# [EXERCISE PROMPT]
Every record must be repeated exactly, with no omission.

# [DATASET]
== == ==

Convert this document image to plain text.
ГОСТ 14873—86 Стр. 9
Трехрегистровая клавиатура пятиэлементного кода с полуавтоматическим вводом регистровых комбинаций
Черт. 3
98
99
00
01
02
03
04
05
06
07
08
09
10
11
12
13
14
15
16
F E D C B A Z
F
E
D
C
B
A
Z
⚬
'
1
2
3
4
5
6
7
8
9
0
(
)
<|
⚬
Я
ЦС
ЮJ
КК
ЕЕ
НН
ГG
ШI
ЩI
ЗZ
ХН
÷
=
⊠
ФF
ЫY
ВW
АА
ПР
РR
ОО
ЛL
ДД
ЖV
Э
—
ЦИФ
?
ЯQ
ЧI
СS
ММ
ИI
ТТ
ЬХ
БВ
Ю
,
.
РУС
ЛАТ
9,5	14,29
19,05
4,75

== == ==

# [TASK RESPONSE]
Convert this document image to plain text.
ГОСТ 14873—86 Стр. 9
Трехрегистровая клавиатура пятиэлементного кода с полуавтоматическим вводом регистровых комбинаций
Черт. 3
98
99
00
01
02
03
04
05
06
07
08
09
10
11
12
13
14
15
16
F E D C B A Z
F
E
D
C
B
A
Z
⚬
'
1
2
3
4
5
6
7
8
9
0
(
)
<|
⚬
Я
ЦС
ЮJ
КК
ЕЕ
НН
ГG
ШI
ЩI
ЗZ
ХН
÷
=
⊠
ФF
ЫY
ВW
АА
ПР
РR
ОО
ЛL
ДД
ЖV
Э
—
ЦИФ
?
ЯQ
ЧI
СS
ММ
ИI
ТТ
ЬХ
БВ
Ю
,
.
РУС
ЛАТ
9,5	14,29
19,05
4,75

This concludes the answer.